** Raw data **
>>>>

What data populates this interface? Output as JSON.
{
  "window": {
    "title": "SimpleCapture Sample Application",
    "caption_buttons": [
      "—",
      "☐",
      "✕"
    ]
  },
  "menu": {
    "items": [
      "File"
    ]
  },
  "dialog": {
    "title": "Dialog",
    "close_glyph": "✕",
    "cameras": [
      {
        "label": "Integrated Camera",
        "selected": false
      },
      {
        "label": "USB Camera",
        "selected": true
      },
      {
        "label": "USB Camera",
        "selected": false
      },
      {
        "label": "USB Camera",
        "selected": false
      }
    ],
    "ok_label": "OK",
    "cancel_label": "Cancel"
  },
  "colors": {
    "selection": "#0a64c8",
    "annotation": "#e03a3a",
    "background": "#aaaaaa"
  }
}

<<<<

** Problem requirements **
The listing above must be transcribed exactly, line by line.

** Task answer **
What data populates this interface? Output as JSON.
{
  "window": {
    "title": "SimpleCapture Sample Application",
    "caption_buttons": [
      "—",
      "☐",
      "✕"
    ]
  },
  "menu": {
    "items": [
      "File"
    ]
  },
  "dialog": {
    "title": "Dialog",
    "close_glyph": "✕",
    "cameras": [
      {
        "label": "Integrated Camera",
        "selected": false
      },
      {
        "label": "USB Camera",
        "selected": true
      },
      {
        "label": "USB Camera",
        "selected": false
      },
      {
        "label": "USB Camera",
        "selected": false
      }
    ],
    "ok_label": "OK",
    "cancel_label": "Cancel"
  },
  "colors": {
    "selection": "#0a64c8",
    "annotation": "#e03a3a",
    "background": "#aaaaaa"
  }
}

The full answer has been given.